----- Data to use -----
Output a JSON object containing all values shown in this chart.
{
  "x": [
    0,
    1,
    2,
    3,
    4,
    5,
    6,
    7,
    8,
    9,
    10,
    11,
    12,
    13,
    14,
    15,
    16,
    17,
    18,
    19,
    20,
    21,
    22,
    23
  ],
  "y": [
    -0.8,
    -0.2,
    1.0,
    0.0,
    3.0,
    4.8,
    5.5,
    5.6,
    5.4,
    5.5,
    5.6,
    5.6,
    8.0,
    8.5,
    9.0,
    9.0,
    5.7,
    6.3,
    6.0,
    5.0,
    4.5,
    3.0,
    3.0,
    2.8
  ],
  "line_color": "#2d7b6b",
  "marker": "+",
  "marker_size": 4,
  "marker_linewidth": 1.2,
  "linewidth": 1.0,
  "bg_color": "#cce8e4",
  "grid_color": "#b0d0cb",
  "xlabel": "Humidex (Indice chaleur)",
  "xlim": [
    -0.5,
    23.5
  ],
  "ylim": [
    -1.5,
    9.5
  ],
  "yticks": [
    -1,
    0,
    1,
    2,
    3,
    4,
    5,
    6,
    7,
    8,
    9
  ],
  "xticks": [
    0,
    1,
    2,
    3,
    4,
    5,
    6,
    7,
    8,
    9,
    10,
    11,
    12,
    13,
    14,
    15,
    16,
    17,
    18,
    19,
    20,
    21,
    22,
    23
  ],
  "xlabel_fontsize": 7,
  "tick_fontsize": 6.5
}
-----
▶ [Instruction]:
Repeat the material above in full, keeping every word.

▶ [Complete output]:
Output a JSON object containing all values shown in this chart.
{
  "x": [
    0,
    1,
    2,
    3,
    4,
    5,
    6,
    7,
    8,
    9,
    10,
    11,
    12,
    13,
    14,
    15,
    16,
    17,
    18,
    19,
    20,
    21,
    22,
    23
  ],
  "y": [
    -0.8,
    -0.2,
    1.0,
    0.0,
    3.0,
    4.8,
    5.5,
    5.6,
    5.4,
    5.5,
    5.6,
    5.6,
    8.0,
    8.5,
    9.0,
    9.0,
    5.7,
    6.3,
    6.0,
    5.0,
    4.5,
    3.0,
    3.0,
    2.8
  ],
  "line_color": "#2d7b6b",
  "marker": "+",
  "marker_size": 4,
  "marker_linewidth": 1.2,
  "linewidth": 1.0,
  "bg_color": "#cce8e4",
  "grid_color": "#b0d0cb",
  "xlabel": "Humidex (Indice chaleur)",
  "xlim": [
    -0.5,
    23.5
  ],
  "ylim": [
    -1.5,
    9.5
  ],
  "yticks": [
    -1,
    0,
    1,
    2,
    3,
    4,
    5,
    6,
    7,
    8,
    9
  ],
  "xticks": [
    0,
    1,
    2,
    3,
    4,
    5,
    6,
    7,
    8,
    9,
    10,
    11,
    12,
    13,
    14,
    15,
    16,
    17,
    18,
    19,
    20,
    21,
    22,
    23
  ],
  "xlabel_fontsize": 7,
  "tick_fontsize": 6.5
}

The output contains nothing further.